§ Prompt: Set down exactly the lines running from the line with "Decode this image" to the end of the listing below, both ends included.

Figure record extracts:
------

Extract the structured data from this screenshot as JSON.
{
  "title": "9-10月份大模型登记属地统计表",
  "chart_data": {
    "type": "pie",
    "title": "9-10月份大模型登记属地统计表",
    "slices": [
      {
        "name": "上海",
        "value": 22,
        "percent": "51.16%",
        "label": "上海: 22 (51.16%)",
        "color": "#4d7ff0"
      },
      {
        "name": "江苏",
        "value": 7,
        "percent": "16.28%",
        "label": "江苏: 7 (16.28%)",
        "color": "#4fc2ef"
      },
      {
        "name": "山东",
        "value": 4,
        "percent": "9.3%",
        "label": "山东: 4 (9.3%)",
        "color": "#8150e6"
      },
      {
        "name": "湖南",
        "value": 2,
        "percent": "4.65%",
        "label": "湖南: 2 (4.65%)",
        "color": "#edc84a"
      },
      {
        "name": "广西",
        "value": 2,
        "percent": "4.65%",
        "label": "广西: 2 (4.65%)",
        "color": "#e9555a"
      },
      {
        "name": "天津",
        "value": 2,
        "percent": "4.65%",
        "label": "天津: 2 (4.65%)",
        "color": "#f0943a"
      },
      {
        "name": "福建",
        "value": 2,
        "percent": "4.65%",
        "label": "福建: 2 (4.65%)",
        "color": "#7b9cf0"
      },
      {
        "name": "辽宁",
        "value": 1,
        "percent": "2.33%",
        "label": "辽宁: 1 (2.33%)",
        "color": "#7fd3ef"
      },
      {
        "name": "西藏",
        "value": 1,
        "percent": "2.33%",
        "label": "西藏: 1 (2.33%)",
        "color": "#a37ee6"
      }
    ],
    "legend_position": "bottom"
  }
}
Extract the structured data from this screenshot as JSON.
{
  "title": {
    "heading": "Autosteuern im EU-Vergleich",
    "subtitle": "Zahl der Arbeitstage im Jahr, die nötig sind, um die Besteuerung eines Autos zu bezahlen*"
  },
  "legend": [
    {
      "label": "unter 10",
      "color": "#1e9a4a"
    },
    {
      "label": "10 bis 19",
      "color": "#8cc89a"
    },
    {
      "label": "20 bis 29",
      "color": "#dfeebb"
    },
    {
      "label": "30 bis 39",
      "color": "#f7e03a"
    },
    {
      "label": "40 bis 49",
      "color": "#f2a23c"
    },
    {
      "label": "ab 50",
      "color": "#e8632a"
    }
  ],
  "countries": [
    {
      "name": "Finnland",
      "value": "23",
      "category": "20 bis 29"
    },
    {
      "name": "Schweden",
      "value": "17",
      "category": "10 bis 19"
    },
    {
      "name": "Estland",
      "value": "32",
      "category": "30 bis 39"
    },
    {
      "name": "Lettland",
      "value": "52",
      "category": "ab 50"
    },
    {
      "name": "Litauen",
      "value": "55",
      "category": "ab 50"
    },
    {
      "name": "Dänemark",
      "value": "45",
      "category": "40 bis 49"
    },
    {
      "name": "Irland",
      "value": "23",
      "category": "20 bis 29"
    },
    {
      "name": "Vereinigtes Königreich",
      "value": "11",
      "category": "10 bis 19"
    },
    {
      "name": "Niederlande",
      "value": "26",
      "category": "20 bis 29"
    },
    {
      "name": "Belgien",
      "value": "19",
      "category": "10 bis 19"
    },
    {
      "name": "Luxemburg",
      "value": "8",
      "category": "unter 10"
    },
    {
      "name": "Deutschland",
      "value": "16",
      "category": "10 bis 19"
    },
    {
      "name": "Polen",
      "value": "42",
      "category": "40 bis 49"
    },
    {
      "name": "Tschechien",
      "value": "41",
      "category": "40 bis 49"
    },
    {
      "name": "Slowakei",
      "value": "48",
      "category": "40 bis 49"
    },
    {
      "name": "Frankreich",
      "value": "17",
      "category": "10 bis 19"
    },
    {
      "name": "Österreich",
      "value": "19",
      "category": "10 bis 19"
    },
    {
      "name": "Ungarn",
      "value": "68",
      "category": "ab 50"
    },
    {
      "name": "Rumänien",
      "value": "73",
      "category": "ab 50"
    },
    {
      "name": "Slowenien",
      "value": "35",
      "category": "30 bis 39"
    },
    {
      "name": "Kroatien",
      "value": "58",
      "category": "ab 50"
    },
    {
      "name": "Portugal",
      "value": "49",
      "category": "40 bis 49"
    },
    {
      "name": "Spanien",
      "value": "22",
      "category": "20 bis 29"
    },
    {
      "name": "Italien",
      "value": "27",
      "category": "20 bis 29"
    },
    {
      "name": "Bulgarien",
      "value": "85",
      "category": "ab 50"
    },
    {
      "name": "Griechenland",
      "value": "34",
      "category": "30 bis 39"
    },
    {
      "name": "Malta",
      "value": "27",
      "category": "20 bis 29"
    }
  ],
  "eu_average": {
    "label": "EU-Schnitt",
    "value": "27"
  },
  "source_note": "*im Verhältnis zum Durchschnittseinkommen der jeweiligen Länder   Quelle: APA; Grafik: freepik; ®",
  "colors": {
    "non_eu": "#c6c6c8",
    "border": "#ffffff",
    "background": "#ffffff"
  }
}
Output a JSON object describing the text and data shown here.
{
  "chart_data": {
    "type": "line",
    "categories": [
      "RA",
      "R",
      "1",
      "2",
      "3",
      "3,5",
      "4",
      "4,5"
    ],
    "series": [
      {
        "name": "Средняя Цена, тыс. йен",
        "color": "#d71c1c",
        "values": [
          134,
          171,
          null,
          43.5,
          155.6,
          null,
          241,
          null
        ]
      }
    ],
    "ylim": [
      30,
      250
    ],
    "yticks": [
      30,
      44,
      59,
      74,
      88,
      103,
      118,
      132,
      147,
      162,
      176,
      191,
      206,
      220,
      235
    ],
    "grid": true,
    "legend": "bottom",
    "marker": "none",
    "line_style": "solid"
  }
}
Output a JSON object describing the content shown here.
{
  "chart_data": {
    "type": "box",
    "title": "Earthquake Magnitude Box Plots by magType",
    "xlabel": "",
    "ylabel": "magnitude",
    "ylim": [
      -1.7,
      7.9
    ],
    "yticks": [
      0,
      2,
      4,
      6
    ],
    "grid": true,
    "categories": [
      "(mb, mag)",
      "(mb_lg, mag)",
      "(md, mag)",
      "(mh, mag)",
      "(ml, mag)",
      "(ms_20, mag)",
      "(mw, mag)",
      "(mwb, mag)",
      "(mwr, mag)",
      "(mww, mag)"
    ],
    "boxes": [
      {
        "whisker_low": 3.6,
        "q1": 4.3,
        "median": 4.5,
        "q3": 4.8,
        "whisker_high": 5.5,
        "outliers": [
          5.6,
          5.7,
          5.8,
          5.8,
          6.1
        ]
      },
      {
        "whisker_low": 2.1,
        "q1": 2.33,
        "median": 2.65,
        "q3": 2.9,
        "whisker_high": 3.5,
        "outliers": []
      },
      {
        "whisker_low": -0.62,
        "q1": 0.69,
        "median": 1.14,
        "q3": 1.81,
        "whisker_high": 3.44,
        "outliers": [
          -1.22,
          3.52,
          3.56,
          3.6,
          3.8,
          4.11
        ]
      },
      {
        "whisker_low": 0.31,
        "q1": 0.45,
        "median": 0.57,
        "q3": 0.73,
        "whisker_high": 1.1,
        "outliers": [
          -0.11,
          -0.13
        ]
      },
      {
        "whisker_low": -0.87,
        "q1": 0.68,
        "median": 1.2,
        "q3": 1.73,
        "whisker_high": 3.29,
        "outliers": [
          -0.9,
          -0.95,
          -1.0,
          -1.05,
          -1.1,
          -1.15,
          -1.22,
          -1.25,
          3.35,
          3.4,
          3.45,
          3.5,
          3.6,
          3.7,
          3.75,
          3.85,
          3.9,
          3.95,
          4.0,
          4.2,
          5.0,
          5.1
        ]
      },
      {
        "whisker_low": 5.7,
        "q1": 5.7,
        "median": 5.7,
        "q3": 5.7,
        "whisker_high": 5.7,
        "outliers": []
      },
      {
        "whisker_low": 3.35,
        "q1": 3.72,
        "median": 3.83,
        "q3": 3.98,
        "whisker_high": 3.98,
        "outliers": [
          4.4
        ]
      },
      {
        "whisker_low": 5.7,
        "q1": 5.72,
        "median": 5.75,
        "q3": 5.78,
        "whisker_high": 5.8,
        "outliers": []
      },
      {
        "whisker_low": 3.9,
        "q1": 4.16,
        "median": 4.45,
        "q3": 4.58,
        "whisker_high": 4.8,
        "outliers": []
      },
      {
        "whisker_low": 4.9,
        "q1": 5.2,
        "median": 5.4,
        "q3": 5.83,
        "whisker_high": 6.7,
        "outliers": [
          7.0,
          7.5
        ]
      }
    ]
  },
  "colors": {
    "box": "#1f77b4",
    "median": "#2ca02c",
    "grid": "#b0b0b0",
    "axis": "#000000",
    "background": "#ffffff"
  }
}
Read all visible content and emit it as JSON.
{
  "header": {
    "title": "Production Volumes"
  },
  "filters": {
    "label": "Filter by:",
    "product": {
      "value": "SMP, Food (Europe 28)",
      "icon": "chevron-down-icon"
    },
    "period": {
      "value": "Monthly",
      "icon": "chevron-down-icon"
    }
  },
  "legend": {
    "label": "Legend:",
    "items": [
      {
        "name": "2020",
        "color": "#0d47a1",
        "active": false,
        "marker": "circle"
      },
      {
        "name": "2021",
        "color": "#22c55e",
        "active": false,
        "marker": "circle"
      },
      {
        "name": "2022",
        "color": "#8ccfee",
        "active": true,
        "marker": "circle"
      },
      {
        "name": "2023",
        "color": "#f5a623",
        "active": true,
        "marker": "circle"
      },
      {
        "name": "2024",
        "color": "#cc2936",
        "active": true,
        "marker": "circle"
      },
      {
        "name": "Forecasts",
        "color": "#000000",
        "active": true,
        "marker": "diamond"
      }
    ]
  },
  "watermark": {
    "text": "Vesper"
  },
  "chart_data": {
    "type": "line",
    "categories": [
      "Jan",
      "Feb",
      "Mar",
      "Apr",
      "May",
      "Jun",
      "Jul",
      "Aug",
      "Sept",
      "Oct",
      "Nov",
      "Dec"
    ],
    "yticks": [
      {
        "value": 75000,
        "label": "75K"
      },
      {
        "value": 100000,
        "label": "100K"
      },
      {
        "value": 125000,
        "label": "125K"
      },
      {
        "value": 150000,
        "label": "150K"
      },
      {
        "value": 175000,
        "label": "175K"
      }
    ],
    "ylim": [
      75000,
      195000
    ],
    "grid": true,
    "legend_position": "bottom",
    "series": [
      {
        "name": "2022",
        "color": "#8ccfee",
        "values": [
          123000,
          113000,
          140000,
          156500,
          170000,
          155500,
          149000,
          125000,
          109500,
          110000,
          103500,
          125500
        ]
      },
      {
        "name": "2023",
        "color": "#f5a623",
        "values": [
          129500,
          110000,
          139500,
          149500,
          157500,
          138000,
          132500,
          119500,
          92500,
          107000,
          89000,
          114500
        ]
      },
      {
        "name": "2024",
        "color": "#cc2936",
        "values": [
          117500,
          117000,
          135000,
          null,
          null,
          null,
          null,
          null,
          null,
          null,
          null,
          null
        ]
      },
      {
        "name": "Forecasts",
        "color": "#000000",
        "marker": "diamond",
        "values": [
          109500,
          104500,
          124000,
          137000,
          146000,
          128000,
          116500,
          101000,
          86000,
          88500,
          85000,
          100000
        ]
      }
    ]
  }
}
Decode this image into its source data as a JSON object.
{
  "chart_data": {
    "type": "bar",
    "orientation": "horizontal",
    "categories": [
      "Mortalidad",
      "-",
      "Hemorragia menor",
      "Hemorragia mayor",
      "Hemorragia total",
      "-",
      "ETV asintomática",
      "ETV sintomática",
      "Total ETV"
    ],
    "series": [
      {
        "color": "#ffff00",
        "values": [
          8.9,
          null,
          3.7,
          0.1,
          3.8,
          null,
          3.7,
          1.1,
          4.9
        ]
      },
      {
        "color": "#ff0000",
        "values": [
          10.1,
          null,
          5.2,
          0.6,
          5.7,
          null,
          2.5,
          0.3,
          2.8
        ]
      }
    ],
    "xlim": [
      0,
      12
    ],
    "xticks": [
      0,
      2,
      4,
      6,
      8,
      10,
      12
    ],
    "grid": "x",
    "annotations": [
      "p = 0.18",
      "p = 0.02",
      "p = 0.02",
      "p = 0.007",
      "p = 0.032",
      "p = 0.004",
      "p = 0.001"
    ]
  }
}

------

§ Exercise response:
Decode this image into its source data as a JSON object.
{
  "chart_data": {
    "type": "bar",
    "orientation": "horizontal",
    "categories": [
      "Mortalidad",
      "-",
      "Hemorragia menor",
      "Hemorragia mayor",
      "Hemorragia total",
      "-",
      "ETV asintomática",
      "ETV sintomática",
      "Total ETV"
    ],
    "series": [
      {
        "color": "#ffff00",
        "values": [
          8.9,
          null,
          3.7,
          0.1,
          3.8,
          null,
          3.7,
          1.1,
          4.9
        ]
      },
      {
        "color": "#ff0000",
        "values": [
          10.1,
          null,
          5.2,
          0.6,
          5.7,
          null,
          2.5,
          0.3,
          2.8
        ]
      }
    ],
    "xlim": [
      0,
      12
    ],
    "xticks": [
      0,
      2,
      4,
      6,
      8,
      10,
      12
    ],
    "grid": "x",
    "annotations": [
      "p = 0.18",
      "p = 0.02",
      "p = 0.02",
      "p = 0.007",
      "p = 0.032",
      "p = 0.004",
      "p = 0.001"
    ]
  }
}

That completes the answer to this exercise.